Would you give the entries again word for word, with no pictures in the copy?

********************

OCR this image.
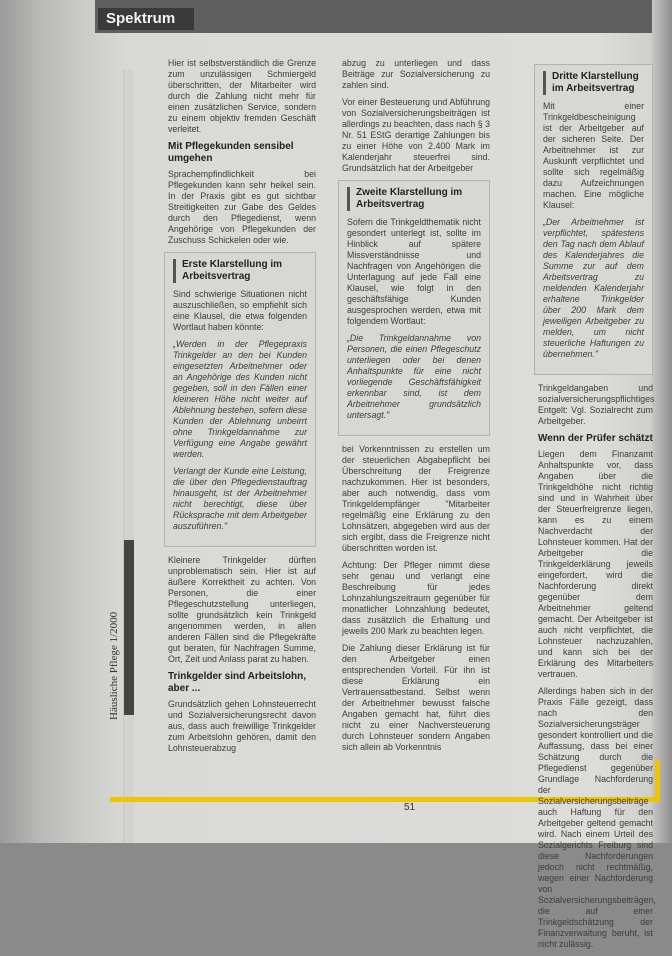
Spektrum
Häusliche Pflege 1/2000

Hier ist selbstverständlich die Grenze zum unzulässigen Schmiergeld überschritten, der Mitarbeiter wird durch die Zahlung nicht mehr für einen zusätzlichen Service, sondern zu einem objektiv fremden Geschäft verleitet.

Mit Pflegekunden sensibel umgehen

Sprachempfindlichkeit bei Pflegekunden kann sehr heikel sein. In der Praxis gibt es gut sichtbar Streitigkeiten zur Gabe des Geldes durch den Pflegedienst, wenn Angehörige von Pflegekunden der Zuschuss Schickelen oder wie.

Erste Klarstellung im Arbeitsvertrag

Sind schwierige Situationen nicht auszuschließen, so empfiehlt sich eine Klausel, die etwa folgenden Wortlaut haben könnte:

„Werden in der Pflegepraxis Trinkgelder an den bei Kunden eingesetzten Arbeitnehmer oder an Angehörige des Kunden nicht gegeben, soll in den Fällen einer kleineren Höhe nicht weiter auf Ablehnung bestehen, sofern diese Kunden der Ablehnung unbeirrt ohne Trinkgeldannahme zur Verfügung eine Angabe gewährt werden.

Verlangt der Kunde eine Leistung, die über den Pflegedienstauftrag hinausgeht, ist der Arbeitnehmer nicht berechtigt, diese über Rücksprache mit dem Arbeitgeber auszuführen."

Kleinere Trinkgelder dürften unproblematisch sein. Hier ist auf äußere Korrektheit zu achten. Von Personen, die einer Pflegeschutzstellung unterliegen, sollte grundsätzlich kein Trinkgeld angenommen werden, in allen anderen Fällen sind die Pflegekräfte gut beraten, für Nachfragen Summe, Ort, Zeit und Anlass parat zu haben.

Trinkgelder sind Arbeitslohn, aber ...

Grundsätzlich gehen Lohnsteuerrecht und Sozialversicherungsrecht davon aus, dass auch freiwillige Trinkgelder zum Arbeitslohn gehören, damit den Lohnsteuerabzug

abzug zu unterliegen und dass Beiträge zur Sozialversicherung zu zahlen sind.

Vor einer Besteuerung und Abführung von Sozialversicherungsbeiträgen ist allerdings zu beachten, dass nach § 3 Nr. 51 EStG derartige Zahlungen bis zu einer Höhe von 2.400 Mark im Kalenderjahr steuerfrei sind. Grundsätzlich hat der Arbeitgeber

Zweite Klarstellung im Arbeitsvertrag

Sofern die Trinkgeldthematik nicht gesondert unterlegt ist, sollte im Hinblick auf spätere Missverständnisse und Nachfragen von Angehörigen die Unterlagung auf jede Fall eine Klausel, wie folgt in den geschäftsfähige Kunden ausgesprochen werden, etwa mit folgendem Wortlaut:

„Die Trinkgeldannahme von Personen, die einen Pflegeschutz unterliegen oder bei denen Anhaltspunkte für eine nicht vorliegende Geschäftsfähigkeit erkennbar sind, ist dem Arbeitnehmer grundsätzlich untersagt."

bei Vorkenntnissen zu erstellen um der steuerlichen Abgabepflicht bei Überschreitung der Freigrenze nachzukommen. Hier ist besonders, aber auch notwendig, dass vom Trinkgeldempfänger "Mitarbeiter regelmäßig eine Erklärung zu den Lohnsätzen, abgegeben wird aus der sich ergibt, dass die Freigrenze nicht überschritten worden ist.

Achtung: Der Pfleger nimmt diese sehr genau und verlangt eine Beschreibung für jedes Lohnzahlungszeitraum gegenüber für monatlicher Lohnzahlung bedeutet, dass zusätzlich die Erhaltung und jeweils 200 Mark zu beachten legen.

Die Zahlung dieser Erklärung ist für den Arbeitgeber einen entsprechenden Vorteil. Für ihn ist diese Erklärung ein Vertrauensatbestand. Selbst wenn der Arbeitnehmer bewusst falsche Angaben gemacht hat, führt dies nicht zu einer Nachversteuerung durch Lohnsteuer sondern Angaben sich allein ab Vorkenntnis

Dritte Klarstellung im Arbeitsvertrag

Mit einer Trinkgeldbescheinigung ist der Arbeitgeber auf der sicheren Seite. Der Arbeitnehmer ist zur Auskunft verpflichtet und sollte sich regelmäßig dazu Aufzeichnungen machen. Eine mögliche Klausel:

„Der Arbeitnehmer ist verpflichtet, spätestens den Tag nach dem Ablauf des Kalenderjahres die Summe zur auf dem Arbeitsvertrag zu meldenden Kalenderjahr erhaltene Trinkgelder über 200 Mark dem jeweiligen Arbeitgeber zu melden, um nicht steuerliche Haftungen zu übernehmen."

Trinkgeldangaben und sozialversicherungspflichtiges Entgelt: Vgl. Sozialrecht zum Arbeitgeber.

Wenn der Prüfer schätzt

Liegen dem Finanzamt Anhaltspunkte vor, dass Angaben über die Trinkgeldhöhe nicht richtig sind und in Wahrheit über der Steuerfreigrenze liegen, kann es zu einem Nachverdacht der Lohnsteuer kommen. Hat der Arbeitgeber die Trinkgelderklärung jeweils eingefordert, wird die Nachforderung direkt gegenüber dem Arbeitnehmer geltend gemacht. Der Arbeitgeber ist auch nicht verpflichtet, die Lohnsteuer nachzuzahlen, und kann sich bei der Erklärung des Mitarbeiters vertrauen.

Allerdings haben sich in der Praxis Fälle gezeigt, dass nach den Sozialversicherungsträger gesondert kontrolliert und die Auffassung, dass bei einer Schätzung durch die Pflegedienst gegenüber Grundlage Nachforderung der Sozialversicherungsbeiträge auch Haftung für den Arbeitgeber geltend gemacht wird. Nach einem Urteil des Sozialgerichts Freiburg sind diese Nachforderungen jedoch nicht rechtmäßig, wegen einer Nachforderung von Sozialversicherungsbeiträgen, die auf einer Trinkgeldschätzung der Finanzverwaltung beruht, ist nicht zulässig.

51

********************

Worked solution:
OCR this image.
Spektrum
Häusliche Pflege 1/2000

Hier ist selbstverständlich die Grenze zum unzulässigen Schmiergeld überschritten, der Mitarbeiter wird durch die Zahlung nicht mehr für einen zusätzlichen Service, sondern zu einem objektiv fremden Geschäft verleitet.

Mit Pflegekunden sensibel umgehen

Sprachempfindlichkeit bei Pflegekunden kann sehr heikel sein. In der Praxis gibt es gut sichtbar Streitigkeiten zur Gabe des Geldes durch den Pflegedienst, wenn Angehörige von Pflegekunden der Zuschuss Schickelen oder wie.

Erste Klarstellung im Arbeitsvertrag

Sind schwierige Situationen nicht auszuschließen, so empfiehlt sich eine Klausel, die etwa folgenden Wortlaut haben könnte:

„Werden in der Pflegepraxis Trinkgelder an den bei Kunden eingesetzten Arbeitnehmer oder an Angehörige des Kunden nicht gegeben, soll in den Fällen einer kleineren Höhe nicht weiter auf Ablehnung bestehen, sofern diese Kunden der Ablehnung unbeirrt ohne Trinkgeldannahme zur Verfügung eine Angabe gewährt werden.

Verlangt der Kunde eine Leistung, die über den Pflegedienstauftrag hinausgeht, ist der Arbeitnehmer nicht berechtigt, diese über Rücksprache mit dem Arbeitgeber auszuführen."

Kleinere Trinkgelder dürften unproblematisch sein. Hier ist auf äußere Korrektheit zu achten. Von Personen, die einer Pflegeschutzstellung unterliegen, sollte grundsätzlich kein Trinkgeld angenommen werden, in allen anderen Fällen sind die Pflegekräfte gut beraten, für Nachfragen Summe, Ort, Zeit und Anlass parat zu haben.

Trinkgelder sind Arbeitslohn, aber ...

Grundsätzlich gehen Lohnsteuerrecht und Sozialversicherungsrecht davon aus, dass auch freiwillige Trinkgelder zum Arbeitslohn gehören, damit den Lohnsteuerabzug

abzug zu unterliegen und dass Beiträge zur Sozialversicherung zu zahlen sind.

Vor einer Besteuerung und Abführung von Sozialversicherungsbeiträgen ist allerdings zu beachten, dass nach § 3 Nr. 51 EStG derartige Zahlungen bis zu einer Höhe von 2.400 Mark im Kalenderjahr steuerfrei sind. Grundsätzlich hat der Arbeitgeber

Zweite Klarstellung im Arbeitsvertrag

Sofern die Trinkgeldthematik nicht gesondert unterlegt ist, sollte im Hinblick auf spätere Missverständnisse und Nachfragen von Angehörigen die Unterlagung auf jede Fall eine Klausel, wie folgt in den geschäftsfähige Kunden ausgesprochen werden, etwa mit folgendem Wortlaut:

„Die Trinkgeldannahme von Personen, die einen Pflegeschutz unterliegen oder bei denen Anhaltspunkte für eine nicht vorliegende Geschäftsfähigkeit erkennbar sind, ist dem Arbeitnehmer grundsätzlich untersagt."

bei Vorkenntnissen zu erstellen um der steuerlichen Abgabepflicht bei Überschreitung der Freigrenze nachzukommen. Hier ist besonders, aber auch notwendig, dass vom Trinkgeldempfänger "Mitarbeiter regelmäßig eine Erklärung zu den Lohnsätzen, abgegeben wird aus der sich ergibt, dass die Freigrenze nicht überschritten worden ist.

Achtung: Der Pfleger nimmt diese sehr genau und verlangt eine Beschreibung für jedes Lohnzahlungszeitraum gegenüber für monatlicher Lohnzahlung bedeutet, dass zusätzlich die Erhaltung und jeweils 200 Mark zu beachten legen.

Die Zahlung dieser Erklärung ist für den Arbeitgeber einen entsprechenden Vorteil. Für ihn ist diese Erklärung ein Vertrauensatbestand. Selbst wenn der Arbeitnehmer bewusst falsche Angaben gemacht hat, führt dies nicht zu einer Nachversteuerung durch Lohnsteuer sondern Angaben sich allein ab Vorkenntnis

Dritte Klarstellung im Arbeitsvertrag

Mit einer Trinkgeldbescheinigung ist der Arbeitgeber auf der sicheren Seite. Der Arbeitnehmer ist zur Auskunft verpflichtet und sollte sich regelmäßig dazu Aufzeichnungen machen. Eine mögliche Klausel:

„Der Arbeitnehmer ist verpflichtet, spätestens den Tag nach dem Ablauf des Kalenderjahres die Summe zur auf dem Arbeitsvertrag zu meldenden Kalenderjahr erhaltene Trinkgelder über 200 Mark dem jeweiligen Arbeitgeber zu melden, um nicht steuerliche Haftungen zu übernehmen."

Trinkgeldangaben und sozialversicherungspflichtiges Entgelt: Vgl. Sozialrecht zum Arbeitgeber.

Wenn der Prüfer schätzt

Liegen dem Finanzamt Anhaltspunkte vor, dass Angaben über die Trinkgeldhöhe nicht richtig sind und in Wahrheit über der Steuerfreigrenze liegen, kann es zu einem Nachverdacht der Lohnsteuer kommen. Hat der Arbeitgeber die Trinkgelderklärung jeweils eingefordert, wird die Nachforderung direkt gegenüber dem Arbeitnehmer geltend gemacht. Der Arbeitgeber ist auch nicht verpflichtet, die Lohnsteuer nachzuzahlen, und kann sich bei der Erklärung des Mitarbeiters vertrauen.

Allerdings haben sich in der Praxis Fälle gezeigt, dass nach den Sozialversicherungsträger gesondert kontrolliert und die Auffassung, dass bei einer Schätzung durch die Pflegedienst gegenüber Grundlage Nachforderung der Sozialversicherungsbeiträge auch Haftung für den Arbeitgeber geltend gemacht wird. Nach einem Urteil des Sozialgerichts Freiburg sind diese Nachforderungen jedoch nicht rechtmäßig, wegen einer Nachforderung von Sozialversicherungsbeiträgen, die auf einer Trinkgeldschätzung der Finanzverwaltung beruht, ist nicht zulässig.

51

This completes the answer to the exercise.